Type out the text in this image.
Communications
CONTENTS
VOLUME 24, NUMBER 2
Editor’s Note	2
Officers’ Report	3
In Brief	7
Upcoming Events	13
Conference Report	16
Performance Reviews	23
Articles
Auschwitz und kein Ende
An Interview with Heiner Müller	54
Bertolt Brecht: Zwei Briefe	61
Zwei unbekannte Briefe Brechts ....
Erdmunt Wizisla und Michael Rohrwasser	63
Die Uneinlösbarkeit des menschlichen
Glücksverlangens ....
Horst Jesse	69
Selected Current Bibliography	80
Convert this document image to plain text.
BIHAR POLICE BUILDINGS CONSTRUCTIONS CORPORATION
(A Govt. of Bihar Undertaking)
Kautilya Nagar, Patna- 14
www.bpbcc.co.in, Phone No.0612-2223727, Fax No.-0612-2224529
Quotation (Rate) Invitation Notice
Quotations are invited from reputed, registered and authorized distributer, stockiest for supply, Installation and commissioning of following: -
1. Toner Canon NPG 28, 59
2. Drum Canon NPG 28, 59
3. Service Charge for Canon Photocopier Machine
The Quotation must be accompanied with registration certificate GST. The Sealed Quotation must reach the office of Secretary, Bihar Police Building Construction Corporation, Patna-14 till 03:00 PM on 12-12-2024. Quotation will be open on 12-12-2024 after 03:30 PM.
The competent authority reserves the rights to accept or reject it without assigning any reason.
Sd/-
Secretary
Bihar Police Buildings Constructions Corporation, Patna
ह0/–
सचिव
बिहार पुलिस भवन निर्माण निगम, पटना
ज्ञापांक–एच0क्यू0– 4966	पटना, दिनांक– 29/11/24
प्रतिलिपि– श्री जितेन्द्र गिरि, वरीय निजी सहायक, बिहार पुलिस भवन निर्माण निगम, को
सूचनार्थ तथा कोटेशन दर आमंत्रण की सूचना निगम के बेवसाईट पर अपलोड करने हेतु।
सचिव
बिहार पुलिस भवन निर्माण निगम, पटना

**Task:** Copy all the entries verbatim.

**Answer to the exercise:**
Type out the text in this image.
Communications
CONTENTS
VOLUME 24, NUMBER 2
Editor’s Note	2
Officers’ Report	3
In Brief	7
Upcoming Events	13
Conference Report	16
Performance Reviews	23
Articles
Auschwitz und kein Ende
An Interview with Heiner Müller	54
Bertolt Brecht: Zwei Briefe	61
Zwei unbekannte Briefe Brechts ....
Erdmunt Wizisla und Michael Rohrwasser	63
Die Uneinlösbarkeit des menschlichen
Glücksverlangens ....
Horst Jesse	69
Selected Current Bibliography	80
Convert this document image to plain text.
BIHAR POLICE BUILDINGS CONSTRUCTIONS CORPORATION
(A Govt. of Bihar Undertaking)
Kautilya Nagar, Patna- 14
www.bpbcc.co.in, Phone No.0612-2223727, Fax No.-0612-2224529
Quotation (Rate) Invitation Notice
Quotations are invited from reputed, registered and authorized distributer, stockiest for supply, Installation and commissioning of following: -
1. Toner Canon NPG 28, 59
2. Drum Canon NPG 28, 59
3. Service Charge for Canon Photocopier Machine
The Quotation must be accompanied with registration certificate GST. The Sealed Quotation must reach the office of Secretary, Bihar Police Building Construction Corporation, Patna-14 till 03:00 PM on 12-12-2024. Quotation will be open on 12-12-2024 after 03:30 PM.
The competent authority reserves the rights to accept or reject it without assigning any reason.
Sd/-
Secretary
Bihar Police Buildings Constructions Corporation, Patna
ह0/–
सचिव
बिहार पुलिस भवन निर्माण निगम, पटना
ज्ञापांक–एच0क्यू0– 4966	पटना, दिनांक– 29/11/24
प्रतिलिपि– श्री जितेन्द्र गिरि, वरीय निजी सहायक, बिहार पुलिस भवन निर्माण निगम, को
सूचनार्थ तथा कोटेशन दर आमंत्रण की सूचना निगम के बेवसाईट पर अपलोड करने हेतु।
सचिव
बिहार पुलिस भवन निर्माण निगम, पटना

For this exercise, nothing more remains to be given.